[DATA TO USE — start]

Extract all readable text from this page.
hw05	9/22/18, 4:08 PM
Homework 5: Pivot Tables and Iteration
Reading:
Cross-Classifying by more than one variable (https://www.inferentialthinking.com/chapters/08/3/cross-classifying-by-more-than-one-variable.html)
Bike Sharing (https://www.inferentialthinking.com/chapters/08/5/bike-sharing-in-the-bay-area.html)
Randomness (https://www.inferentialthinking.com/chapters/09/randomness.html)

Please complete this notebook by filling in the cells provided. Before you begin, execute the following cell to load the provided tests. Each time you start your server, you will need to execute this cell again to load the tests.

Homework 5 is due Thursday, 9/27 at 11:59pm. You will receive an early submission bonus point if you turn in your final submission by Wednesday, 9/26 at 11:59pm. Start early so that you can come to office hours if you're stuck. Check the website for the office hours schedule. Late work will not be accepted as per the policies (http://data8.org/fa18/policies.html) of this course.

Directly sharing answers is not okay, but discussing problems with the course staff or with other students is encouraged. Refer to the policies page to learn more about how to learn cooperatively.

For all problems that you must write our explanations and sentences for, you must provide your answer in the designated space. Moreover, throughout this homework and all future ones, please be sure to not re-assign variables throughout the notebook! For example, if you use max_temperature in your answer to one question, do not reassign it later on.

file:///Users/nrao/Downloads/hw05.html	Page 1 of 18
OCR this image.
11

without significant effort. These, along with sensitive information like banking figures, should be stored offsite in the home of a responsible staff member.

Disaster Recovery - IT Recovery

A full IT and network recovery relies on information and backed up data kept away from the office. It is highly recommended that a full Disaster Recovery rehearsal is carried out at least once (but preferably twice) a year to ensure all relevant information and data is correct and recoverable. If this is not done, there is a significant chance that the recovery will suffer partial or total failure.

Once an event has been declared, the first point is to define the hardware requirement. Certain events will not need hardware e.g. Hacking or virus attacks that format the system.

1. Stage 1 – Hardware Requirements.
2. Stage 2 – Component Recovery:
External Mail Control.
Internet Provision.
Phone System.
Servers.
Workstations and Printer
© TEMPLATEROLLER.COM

[DATA TO USE — finish]

• INSTRUCTIONS TO FOLLOW:
Where a line of the data holds the word "Disaster", copy that line.

• ANSWER TO THE EXERCISE:
Disaster Recovery - IT Recovery
A full IT and network recovery relies on information and backed up data kept away from the office. It is highly recommended that a full Disaster Recovery rehearsal is carried out at least once (but preferably twice) a year to ensure all relevant information and data is correct and recoverable. If this is not done, there is a significant chance that the recovery will suffer partial or total failure.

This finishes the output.